Fomos para a inspeção inicial antes da prova e o clima não era nada bom. Eu estava arrasado e não me conformava com tamanha barbaridade. O trote do Saad não foi bom e acho que se fosse uma prova aqui e tendo um veterinário competente e honesto, ele não passaria. Nem a infiltração tinha dado jeito. Levou um B. Os outros foram bem.
Na prova confirmou-se o que eu já esperava, no segundo anel o cavalo foi eliminado, pela mesma manqueira que ele apresentava desde o Brasil e que os veterinários não "quiseram" ver.
------------------------------------------------
O que fazer.
#1 Resuma em duas frases o relato sobre o cavalo Saad.
#2 Copie do relato sobre o cavalo Saad tudo o que vai desde "Fomos para a" até "outros foram bem.", sem mudar nada.
#3 Siga com o relato sobre o cavalo Saad a partir do ponto em que ele termina.

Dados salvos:
------------------------------------------------
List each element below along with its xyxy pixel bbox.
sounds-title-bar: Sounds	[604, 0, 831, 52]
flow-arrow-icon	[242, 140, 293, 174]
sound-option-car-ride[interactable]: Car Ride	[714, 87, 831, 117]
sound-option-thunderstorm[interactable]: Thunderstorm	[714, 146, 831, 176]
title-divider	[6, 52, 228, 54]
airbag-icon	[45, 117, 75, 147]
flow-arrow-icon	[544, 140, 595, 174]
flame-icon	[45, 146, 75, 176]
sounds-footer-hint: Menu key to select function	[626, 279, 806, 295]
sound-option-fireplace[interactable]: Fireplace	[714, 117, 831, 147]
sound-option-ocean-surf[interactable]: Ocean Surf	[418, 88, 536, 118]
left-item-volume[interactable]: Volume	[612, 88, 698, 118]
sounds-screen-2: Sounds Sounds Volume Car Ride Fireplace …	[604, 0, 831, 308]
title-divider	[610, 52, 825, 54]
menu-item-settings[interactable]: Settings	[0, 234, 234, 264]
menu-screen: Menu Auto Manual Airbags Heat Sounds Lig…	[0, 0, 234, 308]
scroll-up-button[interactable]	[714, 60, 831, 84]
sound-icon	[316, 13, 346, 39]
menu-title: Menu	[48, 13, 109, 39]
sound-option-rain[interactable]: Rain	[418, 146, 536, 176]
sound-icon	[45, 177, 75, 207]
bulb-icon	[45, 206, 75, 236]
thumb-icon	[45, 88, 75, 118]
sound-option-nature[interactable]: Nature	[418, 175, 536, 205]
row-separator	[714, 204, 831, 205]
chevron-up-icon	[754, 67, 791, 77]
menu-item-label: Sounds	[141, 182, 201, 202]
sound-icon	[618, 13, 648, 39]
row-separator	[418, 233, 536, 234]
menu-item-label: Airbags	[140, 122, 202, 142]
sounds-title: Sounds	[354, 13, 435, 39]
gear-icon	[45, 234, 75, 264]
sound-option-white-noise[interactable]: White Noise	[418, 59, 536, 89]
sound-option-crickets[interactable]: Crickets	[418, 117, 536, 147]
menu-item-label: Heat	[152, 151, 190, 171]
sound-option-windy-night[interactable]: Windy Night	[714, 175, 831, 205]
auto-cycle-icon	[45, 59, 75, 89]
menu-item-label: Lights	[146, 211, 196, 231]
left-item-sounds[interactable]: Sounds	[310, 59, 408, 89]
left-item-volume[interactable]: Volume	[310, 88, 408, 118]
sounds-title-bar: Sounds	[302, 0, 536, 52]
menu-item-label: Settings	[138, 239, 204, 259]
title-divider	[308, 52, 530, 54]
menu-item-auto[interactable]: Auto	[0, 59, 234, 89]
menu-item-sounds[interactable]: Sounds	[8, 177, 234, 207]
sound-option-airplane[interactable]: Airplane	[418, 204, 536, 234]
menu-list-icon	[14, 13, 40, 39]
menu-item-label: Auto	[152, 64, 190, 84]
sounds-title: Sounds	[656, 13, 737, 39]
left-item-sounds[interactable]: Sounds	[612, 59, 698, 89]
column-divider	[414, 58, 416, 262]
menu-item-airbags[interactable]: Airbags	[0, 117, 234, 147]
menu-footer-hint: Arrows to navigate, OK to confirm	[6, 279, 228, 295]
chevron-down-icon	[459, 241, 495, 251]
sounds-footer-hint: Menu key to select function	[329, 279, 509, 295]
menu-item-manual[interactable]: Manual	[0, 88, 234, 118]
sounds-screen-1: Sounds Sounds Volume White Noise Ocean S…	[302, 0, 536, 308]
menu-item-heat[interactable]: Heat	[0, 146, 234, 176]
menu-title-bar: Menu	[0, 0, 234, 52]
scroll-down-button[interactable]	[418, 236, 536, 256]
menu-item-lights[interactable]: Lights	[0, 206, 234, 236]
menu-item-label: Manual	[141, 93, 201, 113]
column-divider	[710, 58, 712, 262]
------------------------------------------------
Respostas por tarefa.
#1 Na inspeção inicial antes da prova, o trote do Saad não foi bom, e ele levou um B mesmo com a infiltração, enquanto os outros foram bem. Na prova, ele foi eliminado no segundo anel pela mesma manqueira que apresentava desde o Brasil.

#2
Fomos para a inspeção inicial antes da prova e o clima não era nada bom. Eu estava arrasado e não me conformava com tamanha barbaridade. O trote do Saad não foi bom e acho que se fosse uma prova aqui e tendo um veterinário competente e honesto, ele não passaria. Nem a infiltração tinha dado jeito. Levou um B. Os outros foram bem.

#3
No dia seguinte, conversei com o Prazeres e questionei a entrada deste cavalo MANCO, gordo e completamente fora de forma. Ele ouviu meu desabafo durante uns 15 minutos e a única coisa que disse foi que seu maior erro foi não ter ido assistir o treino da égua na praia e só. Sobre o resto nada disse, ficou mudo. Não me explicou o porque desta decisão esdrúxula, sem nexo. Não soube explicar tamanha incompetência. Infelizmente, ele tinha entrado no esquema. Não fizeram o que era melhor para o país e sim para os "amigos".
Não tenho dúvidas de que procurei fazer o melhor para nosso país. Poderíamos ter tido uma colocação espetacular. Infelizmente ficamos na mão de ALGUNS veterinários que não foram honestos na sua função, pois não tiveram a consciência de nossa responsabilidade de representar nosso País.